**EXERCISE OBJECTIVE:**
Copy the listing verbatim, excluding any images found in it.

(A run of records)
▼▼▼
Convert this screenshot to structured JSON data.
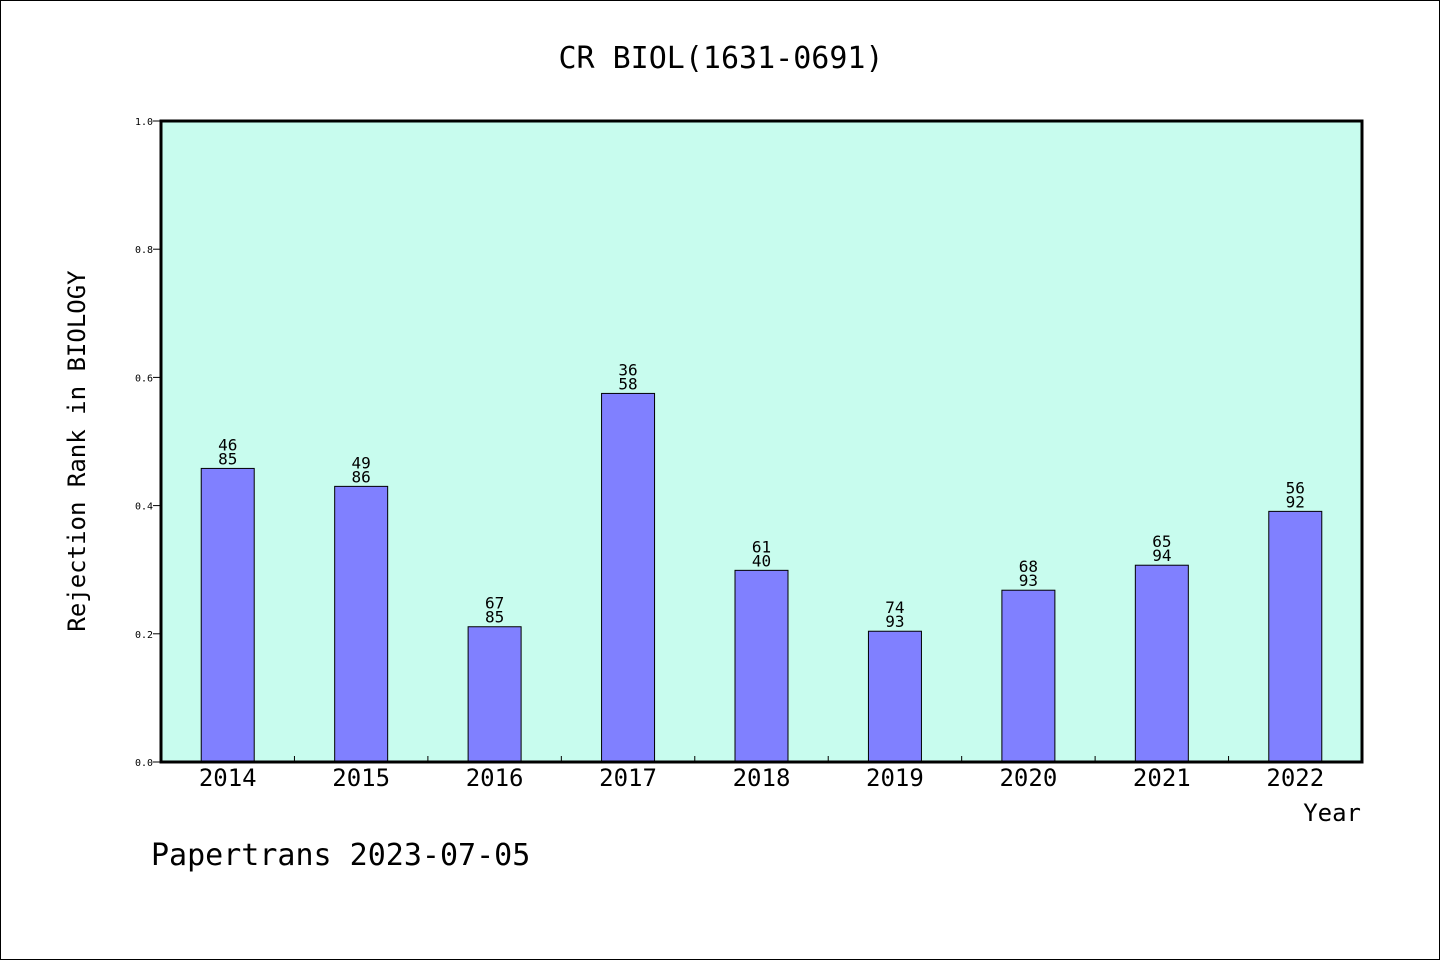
{
  "chart_data": {
    "type": "bar",
    "title": "CR BIOL(1631-0691)",
    "xlabel": "Year",
    "ylabel": "Rejection Rank in BIOLOGY",
    "categories": [
      "2014",
      "2015",
      "2016",
      "2017",
      "2018",
      "2019",
      "2020",
      "2021",
      "2022"
    ],
    "values": [
      0.458,
      0.43,
      0.211,
      0.575,
      0.299,
      0.204,
      0.268,
      0.307,
      0.391
    ],
    "bar_labels": [
      [
        "46",
        "85"
      ],
      [
        "49",
        "86"
      ],
      [
        "67",
        "85"
      ],
      [
        "36",
        "58"
      ],
      [
        "61",
        "40"
      ],
      [
        "74",
        "93"
      ],
      [
        "68",
        "93"
      ],
      [
        "65",
        "94"
      ],
      [
        "56",
        "92"
      ]
    ],
    "ylim": [
      0.0,
      1.0
    ],
    "yticks": [
      "0.0",
      "0.2",
      "0.4",
      "0.6",
      "0.8",
      "1.0"
    ],
    "grid": false,
    "colors": {
      "bar_fill": "#8080ff",
      "plot_background": "#c8fcee",
      "bar_edge": "#000000"
    }
  },
  "footer": {
    "text": "Papertrans 2023-07-05"
  }
}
▲▲▲
**SOLUTION:**
Convert this screenshot to structured JSON data.
{
  "chart_data": {
    "type": "bar",
    "title": "CR BIOL(1631-0691)",
    "xlabel": "Year",
    "ylabel": "Rejection Rank in BIOLOGY",
    "categories": [
      "2014",
      "2015",
      "2016",
      "2017",
      "2018",
      "2019",
      "2020",
      "2021",
      "2022"
    ],
    "values": [
      0.458,
      0.43,
      0.211,
      0.575,
      0.299,
      0.204,
      0.268,
      0.307,
      0.391
    ],
    "bar_labels": [
      [
        "46",
        "85"
      ],
      [
        "49",
        "86"
      ],
      [
        "67",
        "85"
      ],
      [
        "36",
        "58"
      ],
      [
        "61",
        "40"
      ],
      [
        "74",
        "93"
      ],
      [
        "68",
        "93"
      ],
      [
        "65",
        "94"
      ],
      [
        "56",
        "92"
      ]
    ],
    "ylim": [
      0.0,
      1.0
    ],
    "yticks": [
      "0.0",
      "0.2",
      "0.4",
      "0.6",
      "0.8",
      "1.0"
    ],
    "grid": false,
    "colors": {
      "bar_fill": "#8080ff",
      "plot_background": "#c8fcee",
      "bar_edge": "#000000"
    }
  },
  "footer": {
    "text": "Papertrans 2023-07-05"
  }
}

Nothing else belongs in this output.